[Written problem]: How many of the lines below include "beztlenowych"? Give the number and no other words.

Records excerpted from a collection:

* * * * * * *

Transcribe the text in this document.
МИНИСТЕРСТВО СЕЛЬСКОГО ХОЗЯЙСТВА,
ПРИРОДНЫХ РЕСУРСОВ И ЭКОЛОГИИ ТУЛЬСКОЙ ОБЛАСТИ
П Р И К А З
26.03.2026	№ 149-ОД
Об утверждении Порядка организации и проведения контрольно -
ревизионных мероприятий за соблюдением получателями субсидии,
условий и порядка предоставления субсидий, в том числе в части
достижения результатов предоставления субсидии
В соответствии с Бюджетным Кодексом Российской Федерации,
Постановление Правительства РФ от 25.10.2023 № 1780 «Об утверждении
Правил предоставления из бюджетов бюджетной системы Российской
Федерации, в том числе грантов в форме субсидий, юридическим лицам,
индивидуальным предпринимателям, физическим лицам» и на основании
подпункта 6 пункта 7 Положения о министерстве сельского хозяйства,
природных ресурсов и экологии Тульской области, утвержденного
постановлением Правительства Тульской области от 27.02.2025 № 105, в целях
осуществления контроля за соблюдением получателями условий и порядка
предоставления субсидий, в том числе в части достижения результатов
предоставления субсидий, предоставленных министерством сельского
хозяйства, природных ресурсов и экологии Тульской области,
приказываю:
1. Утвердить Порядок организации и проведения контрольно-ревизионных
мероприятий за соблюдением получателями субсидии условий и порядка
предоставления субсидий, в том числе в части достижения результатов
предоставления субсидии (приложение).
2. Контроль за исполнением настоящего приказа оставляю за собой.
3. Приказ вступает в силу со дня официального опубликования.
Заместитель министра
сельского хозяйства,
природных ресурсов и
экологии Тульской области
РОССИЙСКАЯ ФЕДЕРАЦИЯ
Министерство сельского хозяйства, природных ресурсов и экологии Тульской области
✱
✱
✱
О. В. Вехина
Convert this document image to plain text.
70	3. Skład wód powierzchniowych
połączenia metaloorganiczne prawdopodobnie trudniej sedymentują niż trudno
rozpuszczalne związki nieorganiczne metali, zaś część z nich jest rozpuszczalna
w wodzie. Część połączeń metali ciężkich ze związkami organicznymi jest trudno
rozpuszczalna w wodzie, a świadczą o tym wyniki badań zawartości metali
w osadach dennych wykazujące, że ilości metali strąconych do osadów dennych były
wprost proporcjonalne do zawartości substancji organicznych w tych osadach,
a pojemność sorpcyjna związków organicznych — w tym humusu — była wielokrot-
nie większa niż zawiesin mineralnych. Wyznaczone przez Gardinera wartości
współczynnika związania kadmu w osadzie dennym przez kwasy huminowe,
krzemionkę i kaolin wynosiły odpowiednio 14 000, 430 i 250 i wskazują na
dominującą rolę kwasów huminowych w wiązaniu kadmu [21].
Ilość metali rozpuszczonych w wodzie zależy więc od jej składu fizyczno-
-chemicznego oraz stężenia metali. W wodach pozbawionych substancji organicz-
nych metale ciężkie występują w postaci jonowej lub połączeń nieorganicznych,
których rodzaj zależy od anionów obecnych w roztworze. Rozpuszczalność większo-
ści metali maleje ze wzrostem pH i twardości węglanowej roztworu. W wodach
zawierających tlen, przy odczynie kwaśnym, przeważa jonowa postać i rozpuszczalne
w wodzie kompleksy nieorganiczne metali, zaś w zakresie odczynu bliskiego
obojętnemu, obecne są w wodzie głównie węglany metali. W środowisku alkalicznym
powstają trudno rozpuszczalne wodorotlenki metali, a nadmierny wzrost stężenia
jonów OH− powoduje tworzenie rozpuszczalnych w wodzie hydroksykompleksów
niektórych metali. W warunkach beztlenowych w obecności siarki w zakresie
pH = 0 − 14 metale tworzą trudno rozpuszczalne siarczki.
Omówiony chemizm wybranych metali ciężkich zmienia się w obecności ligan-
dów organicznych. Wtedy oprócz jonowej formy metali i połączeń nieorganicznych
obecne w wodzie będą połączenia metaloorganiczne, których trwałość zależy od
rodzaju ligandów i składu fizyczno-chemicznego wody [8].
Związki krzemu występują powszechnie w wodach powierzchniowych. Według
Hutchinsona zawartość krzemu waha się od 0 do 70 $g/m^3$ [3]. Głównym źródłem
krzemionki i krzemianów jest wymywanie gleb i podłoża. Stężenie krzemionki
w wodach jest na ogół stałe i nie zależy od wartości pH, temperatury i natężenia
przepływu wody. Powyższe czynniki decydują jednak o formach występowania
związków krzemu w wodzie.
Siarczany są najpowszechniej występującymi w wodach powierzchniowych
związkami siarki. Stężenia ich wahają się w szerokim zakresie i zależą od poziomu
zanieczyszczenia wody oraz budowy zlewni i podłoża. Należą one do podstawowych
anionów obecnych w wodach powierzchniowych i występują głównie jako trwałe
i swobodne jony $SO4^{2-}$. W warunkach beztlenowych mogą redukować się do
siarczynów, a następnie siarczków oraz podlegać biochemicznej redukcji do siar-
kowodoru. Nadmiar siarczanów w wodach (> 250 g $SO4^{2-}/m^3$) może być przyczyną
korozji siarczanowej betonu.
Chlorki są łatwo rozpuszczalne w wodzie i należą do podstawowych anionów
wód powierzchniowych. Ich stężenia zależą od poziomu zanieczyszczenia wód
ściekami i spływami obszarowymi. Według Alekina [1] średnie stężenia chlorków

* * * * * * *

[Answer to the task]: 2